Write out the listing below exactly, and omit any images you find in it.
----- SUPPLIED INFORMATION
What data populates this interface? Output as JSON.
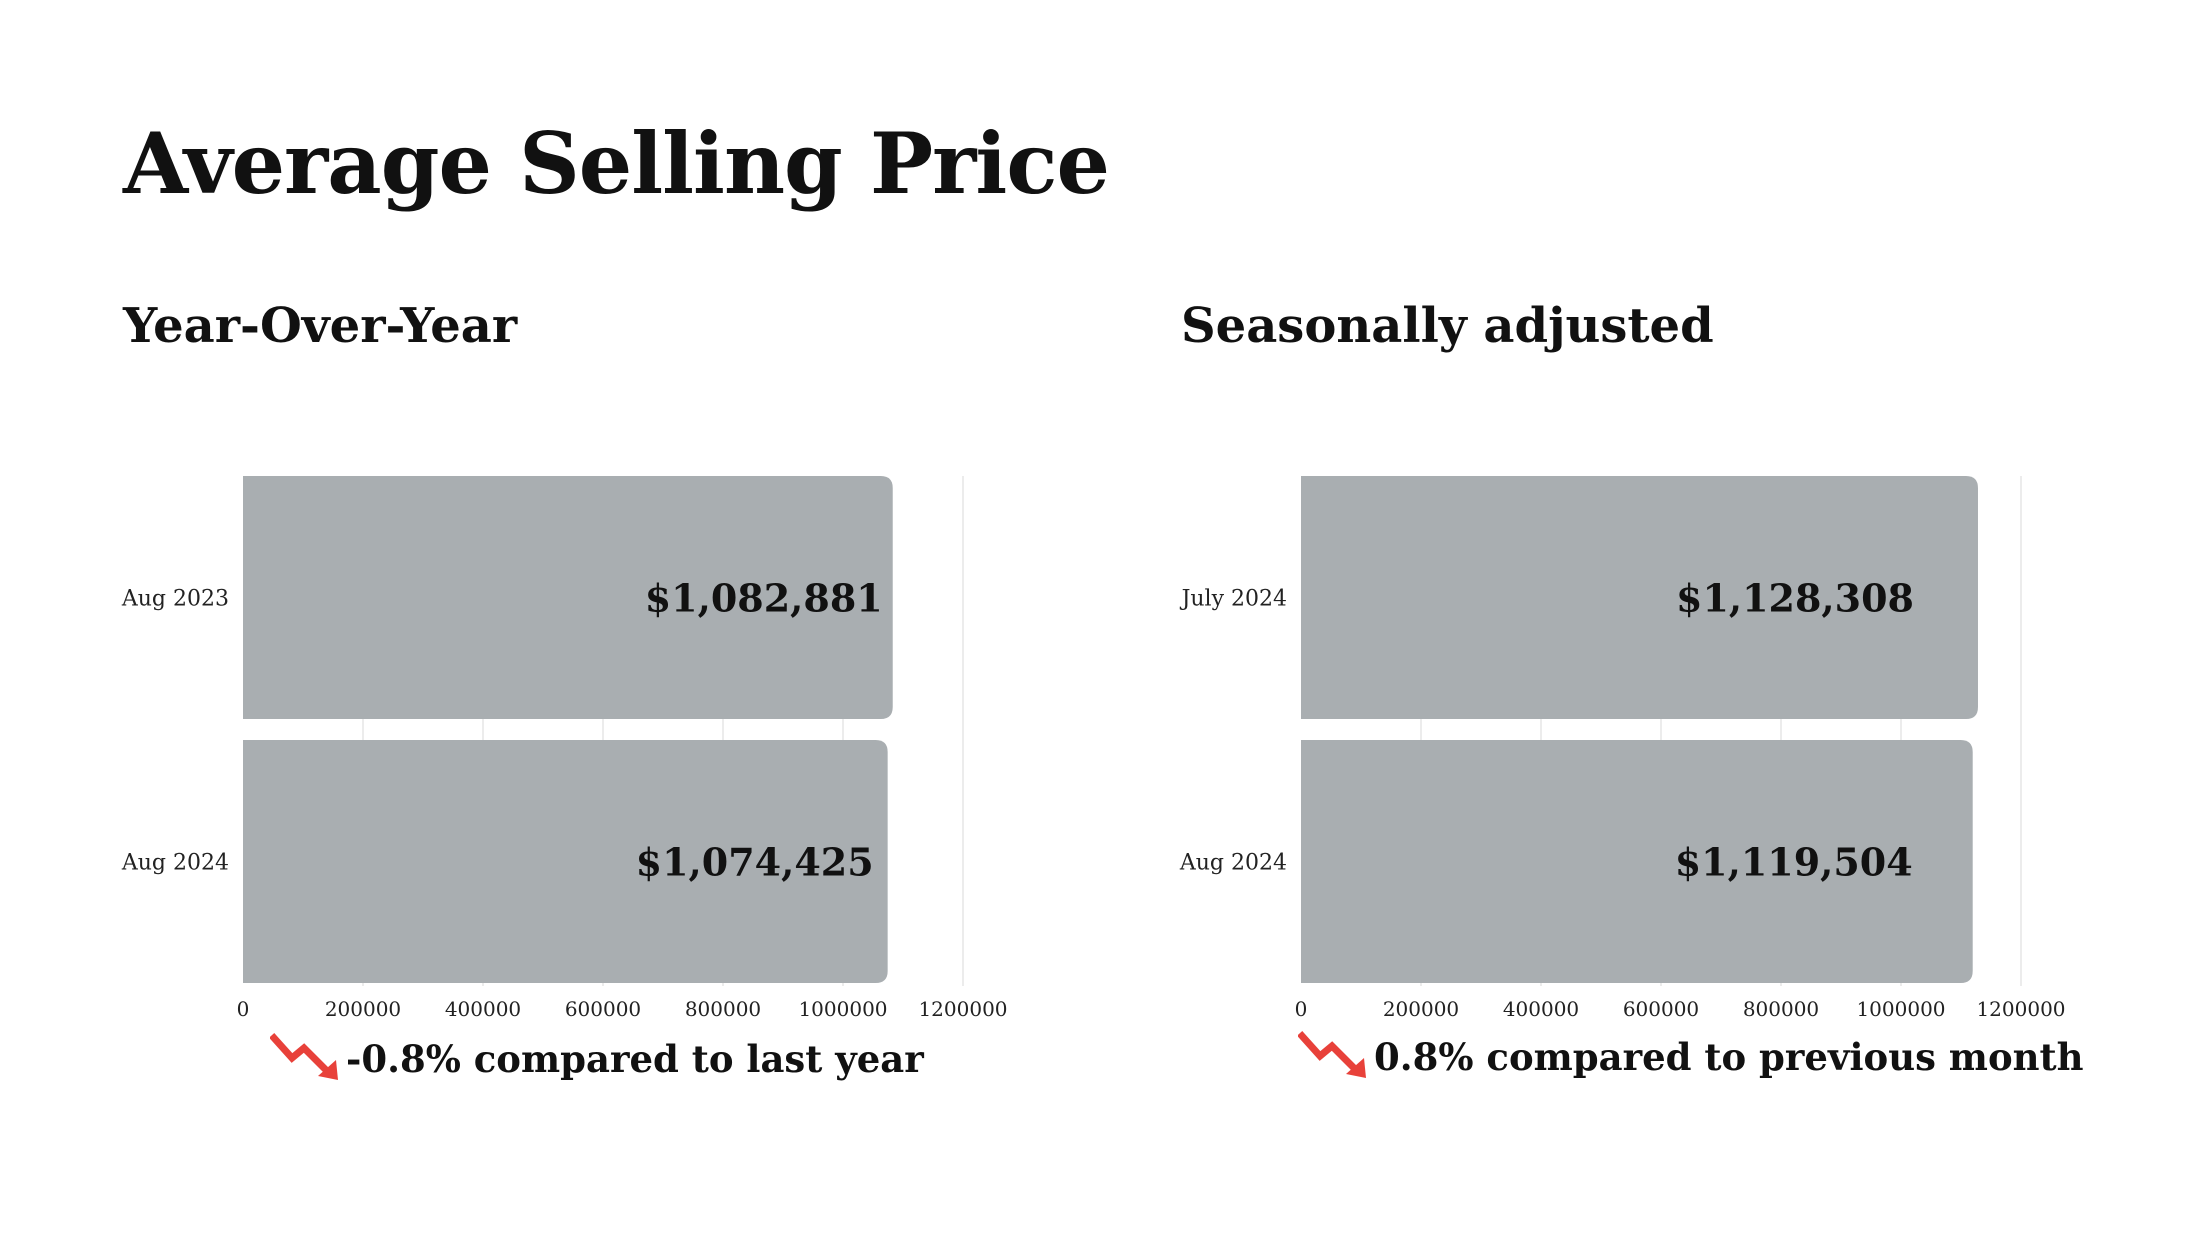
{
  "title": "Average Selling Price",
  "colors": {
    "bar": "#a9aeb1",
    "grid": "#e6e6e6",
    "trend_down": "#e8413a"
  },
  "panels": [
    {
      "subtitle": "Year-Over-Year",
      "summary": "-0.8% compared to last year",
      "trend_icon": "trend-down-arrow-icon"
    },
    {
      "subtitle": "Seasonally adjusted",
      "summary": "0.8% compared to previous month",
      "trend_icon": "trend-down-arrow-icon"
    }
  ],
  "chart_data": [
    {
      "type": "bar",
      "orientation": "horizontal",
      "categories": [
        "Aug 2023",
        "Aug 2024"
      ],
      "values": [
        1082881,
        1074425
      ],
      "value_labels": [
        "$1,082,881",
        "$1,074,425"
      ],
      "xlim": [
        0,
        1200000
      ],
      "xticks": [
        0,
        200000,
        400000,
        600000,
        800000,
        1000000,
        1200000
      ],
      "xtick_labels": [
        "0",
        "200000",
        "400000",
        "600000",
        "800000",
        "1000000",
        "1200000"
      ],
      "grid": true,
      "title": "Year-Over-Year"
    },
    {
      "type": "bar",
      "orientation": "horizontal",
      "categories": [
        "July 2024",
        "Aug 2024"
      ],
      "values": [
        1128308,
        1119504
      ],
      "value_labels": [
        "$1,128,308",
        "$1,119,504"
      ],
      "xlim": [
        0,
        1200000
      ],
      "xticks": [
        0,
        200000,
        400000,
        600000,
        800000,
        1000000,
        1200000
      ],
      "xtick_labels": [
        "0",
        "200000",
        "400000",
        "600000",
        "800000",
        "1000000",
        "1200000"
      ],
      "grid": true,
      "title": "Seasonally adjusted"
    }
  ]
}
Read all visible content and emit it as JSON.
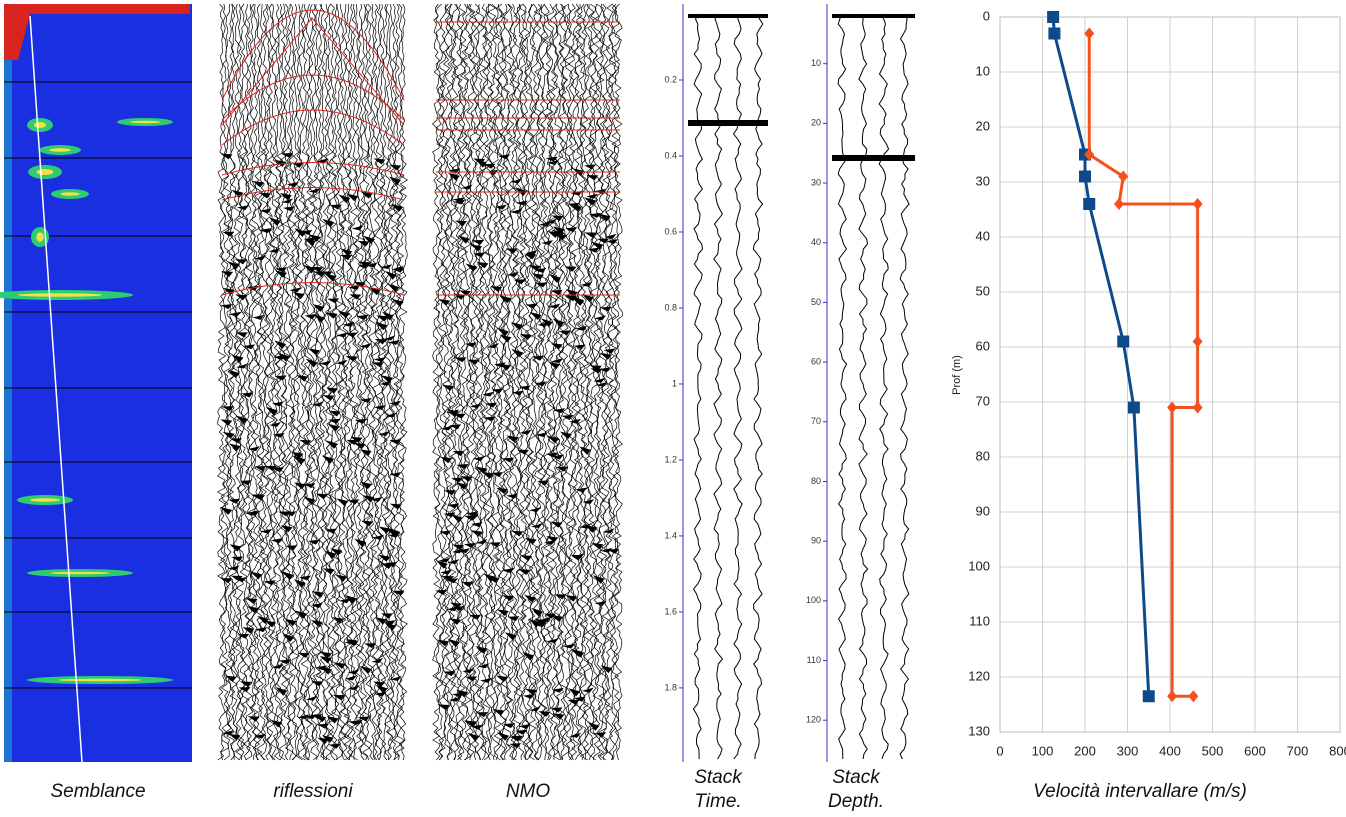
{
  "panels": [
    {
      "caption": "Semblance"
    },
    {
      "caption": "riflessioni"
    },
    {
      "caption": "NMO"
    },
    {
      "caption": [
        "Stack",
        "Time."
      ],
      "ylim": [
        0,
        1.995
      ],
      "yticks": [
        0.2,
        0.4,
        0.6,
        0.8,
        1,
        1.2,
        1.4,
        1.6,
        1.8
      ]
    },
    {
      "caption": [
        "Stack",
        "Depth."
      ],
      "ylim": [
        0,
        127
      ],
      "yticks": [
        10,
        20,
        30,
        40,
        50,
        60,
        70,
        80,
        90,
        100,
        110,
        120
      ]
    }
  ],
  "chart_data": {
    "type": "line",
    "x_label": "Velocità intervallare (m/s)",
    "y_label": "Prof (m)",
    "xlim": [
      0,
      800
    ],
    "xticks": [
      0,
      100,
      200,
      300,
      400,
      500,
      600,
      700,
      800
    ],
    "ylim": [
      0,
      130
    ],
    "yticks": [
      0,
      10,
      20,
      30,
      40,
      50,
      60,
      70,
      80,
      90,
      100,
      110,
      120,
      130
    ],
    "y_inverted": true,
    "grid": true,
    "series": [
      {
        "color": "#0d4a8a",
        "marker": "square",
        "x": [
          125,
          128,
          200,
          200,
          210,
          290,
          315,
          350
        ],
        "values": [
          0,
          3,
          25,
          29,
          34,
          59,
          71,
          123.5
        ]
      },
      {
        "color": "#f4511e",
        "marker": "diamond",
        "x": [
          210,
          210,
          290,
          280,
          465,
          465,
          465,
          405,
          405,
          455
        ],
        "values": [
          3,
          25,
          29,
          34,
          34,
          59,
          71,
          71,
          123.5,
          123.5
        ]
      }
    ]
  }
}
----------
**ANSWER FOR THIS EXERCISE:**
What data populates this interface? Output as JSON.
{
  "title": "Average Selling Price",
  "colors": {
    "bar": "#a9aeb1",
    "grid": "#e6e6e6",
    "trend_down": "#e8413a"
  },
  "panels": [
    {
      "subtitle": "Year-Over-Year",
      "summary": "-0.8% compared to last year",
      "trend_icon": "trend-down-arrow-icon"
    },
    {
      "subtitle": "Seasonally adjusted",
      "summary": "0.8% compared to previous month",
      "trend_icon": "trend-down-arrow-icon"
    }
  ],
  "chart_data": [
    {
      "type": "bar",
      "orientation": "horizontal",
      "categories": [
        "Aug 2023",
        "Aug 2024"
      ],
      "values": [
        1082881,
        1074425
      ],
      "value_labels": [
        "$1,082,881",
        "$1,074,425"
      ],
      "xlim": [
        0,
        1200000
      ],
      "xticks": [
        0,
        200000,
        400000,
        600000,
        800000,
        1000000,
        1200000
      ],
      "xtick_labels": [
        "0",
        "200000",
        "400000",
        "600000",
        "800000",
        "1000000",
        "1200000"
      ],
      "grid": true,
      "title": "Year-Over-Year"
    },
    {
      "type": "bar",
      "orientation": "horizontal",
      "categories": [
        "July 2024",
        "Aug 2024"
      ],
      "values": [
        1128308,
        1119504
      ],
      "value_labels": [
        "$1,128,308",
        "$1,119,504"
      ],
      "xlim": [
        0,
        1200000
      ],
      "xticks": [
        0,
        200000,
        400000,
        600000,
        800000,
        1000000,
        1200000
      ],
      "xtick_labels": [
        "0",
        "200000",
        "400000",
        "600000",
        "800000",
        "1000000",
        "1200000"
      ],
      "grid": true,
      "title": "Seasonally adjusted"
    }
  ]
}
Read all visible content and emit it as JSON.
{
  "panels": [
    {
      "caption": "Semblance"
    },
    {
      "caption": "riflessioni"
    },
    {
      "caption": "NMO"
    },
    {
      "caption": [
        "Stack",
        "Time."
      ],
      "ylim": [
        0,
        1.995
      ],
      "yticks": [
        0.2,
        0.4,
        0.6,
        0.8,
        1,
        1.2,
        1.4,
        1.6,
        1.8
      ]
    },
    {
      "caption": [
        "Stack",
        "Depth."
      ],
      "ylim": [
        0,
        127
      ],
      "yticks": [
        10,
        20,
        30,
        40,
        50,
        60,
        70,
        80,
        90,
        100,
        110,
        120
      ]
    }
  ],
  "chart_data": {
    "type": "line",
    "x_label": "Velocità intervallare (m/s)",
    "y_label": "Prof (m)",
    "xlim": [
      0,
      800
    ],
    "xticks": [
      0,
      100,
      200,
      300,
      400,
      500,
      600,
      700,
      800
    ],
    "ylim": [
      0,
      130
    ],
    "yticks": [
      0,
      10,
      20,
      30,
      40,
      50,
      60,
      70,
      80,
      90,
      100,
      110,
      120,
      130
    ],
    "y_inverted": true,
    "grid": true,
    "series": [
      {
        "color": "#0d4a8a",
        "marker": "square",
        "x": [
          125,
          128,
          200,
          200,
          210,
          290,
          315,
          350
        ],
        "values": [
          0,
          3,
          25,
          29,
          34,
          59,
          71,
          123.5
        ]
      },
      {
        "color": "#f4511e",
        "marker": "diamond",
        "x": [
          210,
          210,
          290,
          280,
          465,
          465,
          465,
          405,
          405,
          455
        ],
        "values": [
          3,
          25,
          29,
          34,
          34,
          59,
          71,
          71,
          123.5,
          123.5
        ]
      }
    ]
  }
}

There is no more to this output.